• What the task asks
Omit the pictures and return every entry exactly as written.

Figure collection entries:
══════

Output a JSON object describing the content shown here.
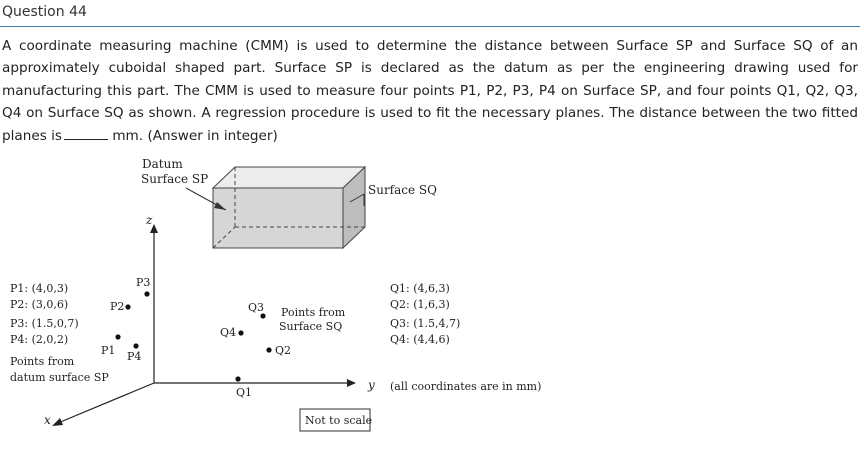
{
  "header": {
    "title": "Question 44"
  },
  "question": {
    "text_before_blank": "A coordinate measuring machine (CMM) is used to determine the distance between Surface SP and Surface SQ of an approximately cuboidal shaped part. Surface SP is declared as the datum as per the engineering drawing used for manufacturing this part. The CMM is used to measure four points P1, P2, P3, P4 on Surface SP, and four points Q1, Q2, Q3, Q4 on Surface SQ as shown. A regression procedure is used to fit the necessary planes. The distance between the two fitted planes is",
    "text_after_blank": "mm. (Answer in integer)"
  },
  "figure": {
    "datum_label_1": "Datum",
    "datum_label_2": "Surface SP",
    "surface_sq_label": "Surface SQ",
    "axis_z": "z",
    "axis_y": "y",
    "axis_x": "x",
    "p_points": [
      "P1: (4,0,3)",
      "P2: (3,0,6)",
      "P3: (1.5,0,7)",
      "P4: (2,0,2)"
    ],
    "p_caption_1": "Points from",
    "p_caption_2": "datum surface SP",
    "q_points": [
      "Q1: (4,6,3)",
      "Q2: (1,6,3)",
      "Q3: (1.5,4,7)",
      "Q4: (4,4,6)"
    ],
    "q_caption_1": "Points from",
    "q_caption_2": "Surface SQ",
    "units_note": "(all coordinates are in mm)",
    "scale_note": "Not to scale",
    "point_labels": {
      "p1": "P1",
      "p2": "P2",
      "p3": "P3",
      "p4": "P4",
      "q1": "Q1",
      "q2": "Q2",
      "q3": "Q3",
      "q4": "Q4"
    }
  }
}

══════

• Written response
Output a JSON object describing the content shown here.
{
  "header": {
    "title": "Question 44"
  },
  "question": {
    "text_before_blank": "A coordinate measuring machine (CMM) is used to determine the distance between Surface SP and Surface SQ of an approximately cuboidal shaped part. Surface SP is declared as the datum as per the engineering drawing used for manufacturing this part. The CMM is used to measure four points P1, P2, P3, P4 on Surface SP, and four points Q1, Q2, Q3, Q4 on Surface SQ as shown. A regression procedure is used to fit the necessary planes. The distance between the two fitted planes is",
    "text_after_blank": "mm. (Answer in integer)"
  },
  "figure": {
    "datum_label_1": "Datum",
    "datum_label_2": "Surface SP",
    "surface_sq_label": "Surface SQ",
    "axis_z": "z",
    "axis_y": "y",
    "axis_x": "x",
    "p_points": [
      "P1: (4,0,3)",
      "P2: (3,0,6)",
      "P3: (1.5,0,7)",
      "P4: (2,0,2)"
    ],
    "p_caption_1": "Points from",
    "p_caption_2": "datum surface SP",
    "q_points": [
      "Q1: (4,6,3)",
      "Q2: (1,6,3)",
      "Q3: (1.5,4,7)",
      "Q4: (4,4,6)"
    ],
    "q_caption_1": "Points from",
    "q_caption_2": "Surface SQ",
    "units_note": "(all coordinates are in mm)",
    "scale_note": "Not to scale",
    "point_labels": {
      "p1": "P1",
      "p2": "P2",
      "p3": "P3",
      "p4": "P4",
      "q1": "Q1",
      "q2": "Q2",
      "q3": "Q3",
      "q4": "Q4"
    }
  }
}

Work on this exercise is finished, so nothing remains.